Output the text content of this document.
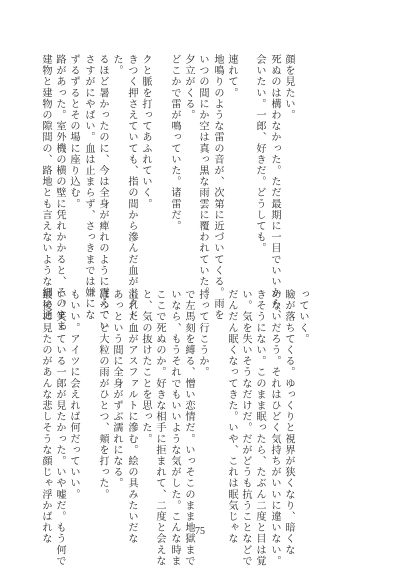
建物と建物の隙間の、路地とも言えないような細い通 路があった。室外機の横の壁に凭れかかると、そのまま ずるずるとその場に座り込む。 さすがにやばい。血は止まらず、さっきまでは嫌にな るほど暑かったのに、今は全身が痺れのように震えてい た。 きつく押さえていても、指の間から滲んだ血がドクド クと脈を打ってあふれていく。 どこかで雷が鳴っていた。诸雷だ。 夕立がくる。 いつの間にか空は真っ黒な雨雲に覆われていた。 地鳴りのような雷の音が、次第に近づいてくる。雨を 連れて。 会いたい。一郎、好きだ。どうしても。 死ぬのは構わなかった。ただ最期に一目でいいから、 顔を見たい。
最後に見たのがあんな悲しそうな顔じゃ浮かばれな い。笑っている一郎が見たかった。いや嘘だ。もう何で もいい。アイツに会えれば何だっていい。 ぽつ、と大粒の雨がひとつ、頬を打った。 あっという間に全身がずぶ濡れになる。 溢れた血がアスファルトに滲む。絵の具みたいだな と、気の抜けたことを思った。 ここで死ぬのか。好きな相手に拒まれて、二度と会えな いなら、もうそれでもいいような気がした。こんな時ま で左馬刻を縛る、憎い恋情だ。いっそこのまま地獄まで 持って行こうか。 だんだん眠くなってきた。いや、これは眠気じゃな い。気を失いそうなだけだ。だがどうも抗うことなどで きそうにない。このまま眠ったら、たぶん二度と目は覚 めないだろう。それはひどく気持ちがいいに違いない。 瞼が落ちてくる。ゆっくりと視界が狭くなり、暗くな っていく。
75
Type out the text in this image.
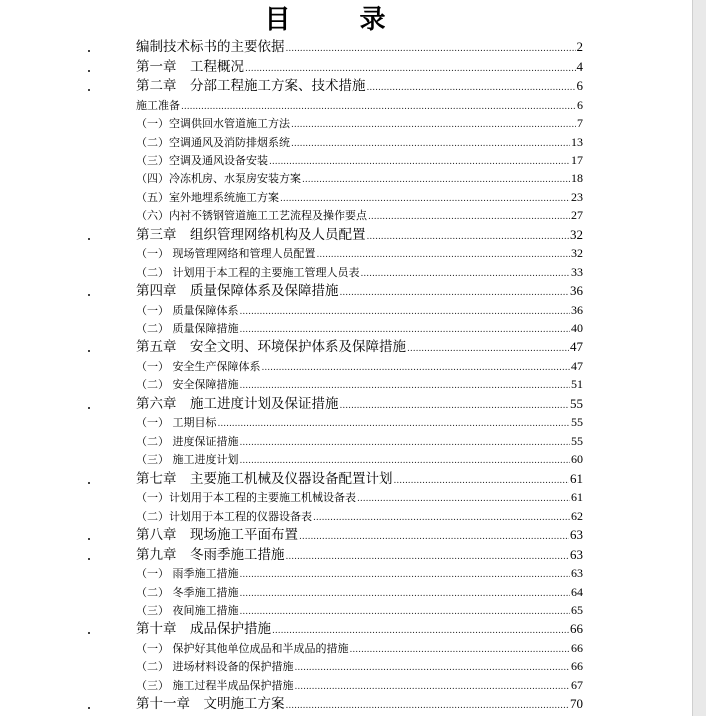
目 录
编制技术标书的主要依据 .....	2
第一章　工程概况 .....	4
第二章　分部工程施工方案、技术措施 .....	6
施工准备 .....	6
（一）空调供回水管道施工方法 .....	7
（二）空调通风及消防排烟系统 .....	13
（三）空调及通风设备安装 .....	17
（四）冷冻机房、水泵房安装方案 .....	18
（五）室外地埋系统施工方案 .....	23
（六）内衬不锈钢管道施工工艺流程及操作要点 .....	27
第三章　组织管理网络机构及人员配置 .....	32
（一） 现场管理网络和管理人员配置 .....	32
（二） 计划用于本工程的主要施工管理人员表 .....	33
第四章　质量保障体系及保障措施 .....	36
（一） 质量保障体系 .....	36
（二） 质量保障措施 .....	40
第五章　安全文明、环境保护体系及保障措施 .....	47
（一） 安全生产保障体系 .....	47
（二） 安全保障措施 .....	51
第六章　施工进度计划及保证措施 .....	55
（一） 工期目标 .....	55
（二） 进度保证措施 .....	55
（三） 施工进度计划 .....	60
第七章　主要施工机械及仪器设备配置计划 .....	61
（一）计划用于本工程的主要施工机械设备表 .....	61
（二）计划用于本工程的仪器设备表 .....	62
第八章　现场施工平面布置 .....	63
第九章　冬雨季施工措施 .....	63
（一） 雨季施工措施 .....	63
（二） 冬季施工措施 .....	64
（三） 夜间施工措施 .....	65
第十章　成品保护措施 .....	66
（一） 保护好其他单位成品和半成品的措施 .....	66
（二） 进场材料设备的保护措施 .....	66
（三） 施工过程半成品保护措施 .....	67
第十一章　文明施工方案 .....	70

# PROBLEM DETAILS
Repeat the records above exactly, omitting every picture.

# COMPLETED TASK
Output the text content of this document.
建物と建物の隙間の、路地とも言えないような細い通 路があった。室外機の横の壁に凭れかかると、そのまま ずるずるとその場に座り込む。 さすがにやばい。血は止まらず、さっきまでは嫌にな るほど暑かったのに、今は全身が痺れのように震えてい た。 きつく押さえていても、指の間から滲んだ血がドクド クと脈を打ってあふれていく。 どこかで雷が鳴っていた。诸雷だ。 夕立がくる。 いつの間にか空は真っ黒な雨雲に覆われていた。 地鳴りのような雷の音が、次第に近づいてくる。雨を 連れて。 会いたい。一郎、好きだ。どうしても。 死ぬのは構わなかった。ただ最期に一目でいいから、 顔を見たい。
最後に見たのがあんな悲しそうな顔じゃ浮かばれな い。笑っている一郎が見たかった。いや嘘だ。もう何で もいい。アイツに会えれば何だっていい。 ぽつ、と大粒の雨がひとつ、頬を打った。 あっという間に全身がずぶ濡れになる。 溢れた血がアスファルトに滲む。絵の具みたいだな と、気の抜けたことを思った。 ここで死ぬのか。好きな相手に拒まれて、二度と会えな いなら、もうそれでもいいような気がした。こんな時ま で左馬刻を縛る、憎い恋情だ。いっそこのまま地獄まで 持って行こうか。 だんだん眠くなってきた。いや、これは眠気じゃな い。気を失いそうなだけだ。だがどうも抗うことなどで きそうにない。このまま眠ったら、たぶん二度と目は覚 めないだろう。それはひどく気持ちがいいに違いない。 瞼が落ちてくる。ゆっくりと視界が狭くなり、暗くな っていく。
75
Type out the text in this image.
目 录
编制技术标书的主要依据 .....	2
第一章　工程概况 .....	4
第二章　分部工程施工方案、技术措施 .....	6
施工准备 .....	6
（一）空调供回水管道施工方法 .....	7
（二）空调通风及消防排烟系统 .....	13
（三）空调及通风设备安装 .....	17
（四）冷冻机房、水泵房安装方案 .....	18
（五）室外地埋系统施工方案 .....	23
（六）内衬不锈钢管道施工工艺流程及操作要点 .....	27
第三章　组织管理网络机构及人员配置 .....	32
（一） 现场管理网络和管理人员配置 .....	32
（二） 计划用于本工程的主要施工管理人员表 .....	33
第四章　质量保障体系及保障措施 .....	36
（一） 质量保障体系 .....	36
（二） 质量保障措施 .....	40
第五章　安全文明、环境保护体系及保障措施 .....	47
（一） 安全生产保障体系 .....	47
（二） 安全保障措施 .....	51
第六章　施工进度计划及保证措施 .....	55
（一） 工期目标 .....	55
（二） 进度保证措施 .....	55
（三） 施工进度计划 .....	60
第七章　主要施工机械及仪器设备配置计划 .....	61
（一）计划用于本工程的主要施工机械设备表 .....	61
（二）计划用于本工程的仪器设备表 .....	62
第八章　现场施工平面布置 .....	63
第九章　冬雨季施工措施 .....	63
（一） 雨季施工措施 .....	63
（二） 冬季施工措施 .....	64
（三） 夜间施工措施 .....	65
第十章　成品保护措施 .....	66
（一） 保护好其他单位成品和半成品的措施 .....	66
（二） 进场材料设备的保护措施 .....	66
（三） 施工过程半成品保护措施 .....	67
第十一章　文明施工方案 .....	70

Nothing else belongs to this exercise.